= Working data =
+---+

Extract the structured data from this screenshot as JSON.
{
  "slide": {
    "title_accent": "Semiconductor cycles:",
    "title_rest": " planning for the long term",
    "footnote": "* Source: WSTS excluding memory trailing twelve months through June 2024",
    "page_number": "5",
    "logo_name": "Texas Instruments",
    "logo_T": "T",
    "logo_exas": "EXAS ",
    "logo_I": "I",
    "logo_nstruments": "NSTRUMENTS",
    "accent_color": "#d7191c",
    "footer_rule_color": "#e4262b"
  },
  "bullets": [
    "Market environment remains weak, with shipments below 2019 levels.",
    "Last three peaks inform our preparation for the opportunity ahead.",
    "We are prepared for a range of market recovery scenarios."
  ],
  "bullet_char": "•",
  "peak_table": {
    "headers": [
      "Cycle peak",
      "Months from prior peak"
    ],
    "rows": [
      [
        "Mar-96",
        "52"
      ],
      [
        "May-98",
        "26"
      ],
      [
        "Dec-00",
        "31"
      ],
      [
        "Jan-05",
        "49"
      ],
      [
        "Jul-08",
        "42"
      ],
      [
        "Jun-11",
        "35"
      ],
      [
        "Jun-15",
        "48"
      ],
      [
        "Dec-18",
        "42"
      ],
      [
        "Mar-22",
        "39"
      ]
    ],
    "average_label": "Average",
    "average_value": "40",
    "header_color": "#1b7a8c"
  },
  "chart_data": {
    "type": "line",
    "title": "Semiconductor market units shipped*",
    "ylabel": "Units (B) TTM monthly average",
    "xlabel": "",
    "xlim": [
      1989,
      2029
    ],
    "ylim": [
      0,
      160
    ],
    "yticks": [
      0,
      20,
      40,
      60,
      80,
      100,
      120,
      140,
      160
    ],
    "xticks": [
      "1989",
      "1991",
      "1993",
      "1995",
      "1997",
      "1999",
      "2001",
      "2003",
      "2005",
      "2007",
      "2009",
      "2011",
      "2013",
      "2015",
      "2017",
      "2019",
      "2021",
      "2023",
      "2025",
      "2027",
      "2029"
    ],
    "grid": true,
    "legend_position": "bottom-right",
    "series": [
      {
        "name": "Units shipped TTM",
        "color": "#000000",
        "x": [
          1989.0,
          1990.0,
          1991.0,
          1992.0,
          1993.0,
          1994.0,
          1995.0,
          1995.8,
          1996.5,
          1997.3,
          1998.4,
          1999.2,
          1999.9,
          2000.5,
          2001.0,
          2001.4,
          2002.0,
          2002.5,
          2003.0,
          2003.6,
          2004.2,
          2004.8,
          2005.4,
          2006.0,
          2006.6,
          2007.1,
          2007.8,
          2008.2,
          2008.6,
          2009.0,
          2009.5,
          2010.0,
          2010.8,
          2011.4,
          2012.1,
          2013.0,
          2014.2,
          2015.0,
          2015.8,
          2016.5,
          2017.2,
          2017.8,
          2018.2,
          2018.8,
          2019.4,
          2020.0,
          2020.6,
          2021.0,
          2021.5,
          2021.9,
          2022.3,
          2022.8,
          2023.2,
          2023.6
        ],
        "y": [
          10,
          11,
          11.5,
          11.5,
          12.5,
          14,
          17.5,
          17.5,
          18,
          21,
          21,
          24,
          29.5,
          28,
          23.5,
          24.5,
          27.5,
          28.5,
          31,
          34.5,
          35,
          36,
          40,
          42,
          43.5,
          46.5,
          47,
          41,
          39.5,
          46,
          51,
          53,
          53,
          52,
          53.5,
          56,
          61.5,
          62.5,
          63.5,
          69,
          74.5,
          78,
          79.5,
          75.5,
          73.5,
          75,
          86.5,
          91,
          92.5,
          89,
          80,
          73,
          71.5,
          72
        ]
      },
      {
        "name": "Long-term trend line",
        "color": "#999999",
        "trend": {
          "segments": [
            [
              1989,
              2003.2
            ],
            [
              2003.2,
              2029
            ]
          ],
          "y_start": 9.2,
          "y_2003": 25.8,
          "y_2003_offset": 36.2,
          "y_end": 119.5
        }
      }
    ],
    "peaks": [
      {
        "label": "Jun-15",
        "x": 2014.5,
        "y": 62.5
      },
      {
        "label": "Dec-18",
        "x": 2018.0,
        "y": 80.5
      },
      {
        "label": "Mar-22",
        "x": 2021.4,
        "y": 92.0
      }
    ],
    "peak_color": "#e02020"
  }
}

+---+

= Problem statement =
Print out every entry, keeping each one exact.

= The completed task =
Extract the structured data from this screenshot as JSON.
{
  "slide": {
    "title_accent": "Semiconductor cycles:",
    "title_rest": " planning for the long term",
    "footnote": "* Source: WSTS excluding memory trailing twelve months through June 2024",
    "page_number": "5",
    "logo_name": "Texas Instruments",
    "logo_T": "T",
    "logo_exas": "EXAS ",
    "logo_I": "I",
    "logo_nstruments": "NSTRUMENTS",
    "accent_color": "#d7191c",
    "footer_rule_color": "#e4262b"
  },
  "bullets": [
    "Market environment remains weak, with shipments below 2019 levels.",
    "Last three peaks inform our preparation for the opportunity ahead.",
    "We are prepared for a range of market recovery scenarios."
  ],
  "bullet_char": "•",
  "peak_table": {
    "headers": [
      "Cycle peak",
      "Months from prior peak"
    ],
    "rows": [
      [
        "Mar-96",
        "52"
      ],
      [
        "May-98",
        "26"
      ],
      [
        "Dec-00",
        "31"
      ],
      [
        "Jan-05",
        "49"
      ],
      [
        "Jul-08",
        "42"
      ],
      [
        "Jun-11",
        "35"
      ],
      [
        "Jun-15",
        "48"
      ],
      [
        "Dec-18",
        "42"
      ],
      [
        "Mar-22",
        "39"
      ]
    ],
    "average_label": "Average",
    "average_value": "40",
    "header_color": "#1b7a8c"
  },
  "chart_data": {
    "type": "line",
    "title": "Semiconductor market units shipped*",
    "ylabel": "Units (B) TTM monthly average",
    "xlabel": "",
    "xlim": [
      1989,
      2029
    ],
    "ylim": [
      0,
      160
    ],
    "yticks": [
      0,
      20,
      40,
      60,
      80,
      100,
      120,
      140,
      160
    ],
    "xticks": [
      "1989",
      "1991",
      "1993",
      "1995",
      "1997",
      "1999",
      "2001",
      "2003",
      "2005",
      "2007",
      "2009",
      "2011",
      "2013",
      "2015",
      "2017",
      "2019",
      "2021",
      "2023",
      "2025",
      "2027",
      "2029"
    ],
    "grid": true,
    "legend_position": "bottom-right",
    "series": [
      {
        "name": "Units shipped TTM",
        "color": "#000000",
        "x": [
          1989.0,
          1990.0,
          1991.0,
          1992.0,
          1993.0,
          1994.0,
          1995.0,
          1995.8,
          1996.5,
          1997.3,
          1998.4,
          1999.2,
          1999.9,
          2000.5,
          2001.0,
          2001.4,
          2002.0,
          2002.5,
          2003.0,
          2003.6,
          2004.2,
          2004.8,
          2005.4,
          2006.0,
          2006.6,
          2007.1,
          2007.8,
          2008.2,
          2008.6,
          2009.0,
          2009.5,
          2010.0,
          2010.8,
          2011.4,
          2012.1,
          2013.0,
          2014.2,
          2015.0,
          2015.8,
          2016.5,
          2017.2,
          2017.8,
          2018.2,
          2018.8,
          2019.4,
          2020.0,
          2020.6,
          2021.0,
          2021.5,
          2021.9,
          2022.3,
          2022.8,
          2023.2,
          2023.6
        ],
        "y": [
          10,
          11,
          11.5,
          11.5,
          12.5,
          14,
          17.5,
          17.5,
          18,
          21,
          21,
          24,
          29.5,
          28,
          23.5,
          24.5,
          27.5,
          28.5,
          31,
          34.5,
          35,
          36,
          40,
          42,
          43.5,
          46.5,
          47,
          41,
          39.5,
          46,
          51,
          53,
          53,
          52,
          53.5,
          56,
          61.5,
          62.5,
          63.5,
          69,
          74.5,
          78,
          79.5,
          75.5,
          73.5,
          75,
          86.5,
          91,
          92.5,
          89,
          80,
          73,
          71.5,
          72
        ]
      },
      {
        "name": "Long-term trend line",
        "color": "#999999",
        "trend": {
          "segments": [
            [
              1989,
              2003.2
            ],
            [
              2003.2,
              2029
            ]
          ],
          "y_start": 9.2,
          "y_2003": 25.8,
          "y_2003_offset": 36.2,
          "y_end": 119.5
        }
      }
    ],
    "peaks": [
      {
        "label": "Jun-15",
        "x": 2014.5,
        "y": 62.5
      },
      {
        "label": "Dec-18",
        "x": 2018.0,
        "y": 80.5
      },
      {
        "label": "Mar-22",
        "x": 2021.4,
        "y": 92.0
      }
    ],
    "peak_color": "#e02020"
  }
}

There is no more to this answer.